* [What the task asks]: Scan the entries below and count the lines holding the string "miǎo". Supply only the number.

* [Data in this exercise]:
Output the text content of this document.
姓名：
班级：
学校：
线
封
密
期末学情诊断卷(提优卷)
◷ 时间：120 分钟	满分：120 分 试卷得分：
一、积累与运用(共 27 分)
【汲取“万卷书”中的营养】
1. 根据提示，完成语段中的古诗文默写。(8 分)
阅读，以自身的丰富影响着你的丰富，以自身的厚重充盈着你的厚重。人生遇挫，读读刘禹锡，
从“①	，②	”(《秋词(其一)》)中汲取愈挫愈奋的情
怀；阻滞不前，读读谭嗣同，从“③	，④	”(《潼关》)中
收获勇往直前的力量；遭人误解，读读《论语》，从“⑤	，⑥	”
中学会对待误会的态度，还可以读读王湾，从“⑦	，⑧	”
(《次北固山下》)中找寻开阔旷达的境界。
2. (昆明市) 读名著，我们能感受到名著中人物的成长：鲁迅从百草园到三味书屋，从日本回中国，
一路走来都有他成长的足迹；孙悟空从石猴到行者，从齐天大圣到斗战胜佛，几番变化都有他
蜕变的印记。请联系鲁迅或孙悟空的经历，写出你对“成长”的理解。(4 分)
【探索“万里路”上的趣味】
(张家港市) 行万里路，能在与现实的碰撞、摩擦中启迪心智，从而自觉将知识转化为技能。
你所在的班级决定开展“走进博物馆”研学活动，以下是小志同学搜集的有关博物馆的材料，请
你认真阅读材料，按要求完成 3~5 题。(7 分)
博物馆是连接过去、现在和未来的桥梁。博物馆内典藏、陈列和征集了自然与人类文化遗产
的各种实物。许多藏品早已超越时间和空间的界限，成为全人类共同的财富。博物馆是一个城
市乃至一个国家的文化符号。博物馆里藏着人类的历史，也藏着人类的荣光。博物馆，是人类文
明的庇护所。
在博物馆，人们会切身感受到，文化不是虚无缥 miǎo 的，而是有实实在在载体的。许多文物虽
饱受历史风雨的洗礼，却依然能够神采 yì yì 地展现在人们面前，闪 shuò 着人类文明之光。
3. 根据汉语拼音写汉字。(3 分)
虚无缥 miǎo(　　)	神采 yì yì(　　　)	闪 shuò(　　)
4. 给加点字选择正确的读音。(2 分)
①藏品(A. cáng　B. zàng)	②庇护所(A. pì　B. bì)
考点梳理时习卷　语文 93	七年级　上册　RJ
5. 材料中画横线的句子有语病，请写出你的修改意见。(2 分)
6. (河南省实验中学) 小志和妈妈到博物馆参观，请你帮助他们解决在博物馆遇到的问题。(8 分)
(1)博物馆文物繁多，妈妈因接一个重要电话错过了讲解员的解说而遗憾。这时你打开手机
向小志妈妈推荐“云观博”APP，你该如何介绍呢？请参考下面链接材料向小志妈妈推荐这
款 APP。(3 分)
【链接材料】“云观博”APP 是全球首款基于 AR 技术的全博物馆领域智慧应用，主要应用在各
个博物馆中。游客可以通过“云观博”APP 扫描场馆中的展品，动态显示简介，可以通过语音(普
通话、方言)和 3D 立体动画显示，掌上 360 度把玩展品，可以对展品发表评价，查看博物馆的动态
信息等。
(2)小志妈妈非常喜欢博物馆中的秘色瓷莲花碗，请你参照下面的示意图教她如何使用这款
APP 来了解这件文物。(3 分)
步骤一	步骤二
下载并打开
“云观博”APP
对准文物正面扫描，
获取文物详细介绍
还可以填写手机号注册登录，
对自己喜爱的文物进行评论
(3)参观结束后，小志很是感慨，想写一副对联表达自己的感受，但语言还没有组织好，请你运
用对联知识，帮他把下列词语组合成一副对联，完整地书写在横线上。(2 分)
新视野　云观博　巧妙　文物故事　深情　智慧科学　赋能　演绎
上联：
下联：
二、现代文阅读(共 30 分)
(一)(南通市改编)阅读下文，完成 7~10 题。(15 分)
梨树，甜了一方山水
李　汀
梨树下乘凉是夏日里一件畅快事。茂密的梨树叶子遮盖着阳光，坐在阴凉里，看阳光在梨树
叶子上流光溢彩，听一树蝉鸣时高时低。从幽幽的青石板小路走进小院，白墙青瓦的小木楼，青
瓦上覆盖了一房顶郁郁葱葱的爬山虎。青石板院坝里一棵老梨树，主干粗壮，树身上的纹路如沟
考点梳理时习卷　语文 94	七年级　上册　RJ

* [Problem solution]: 2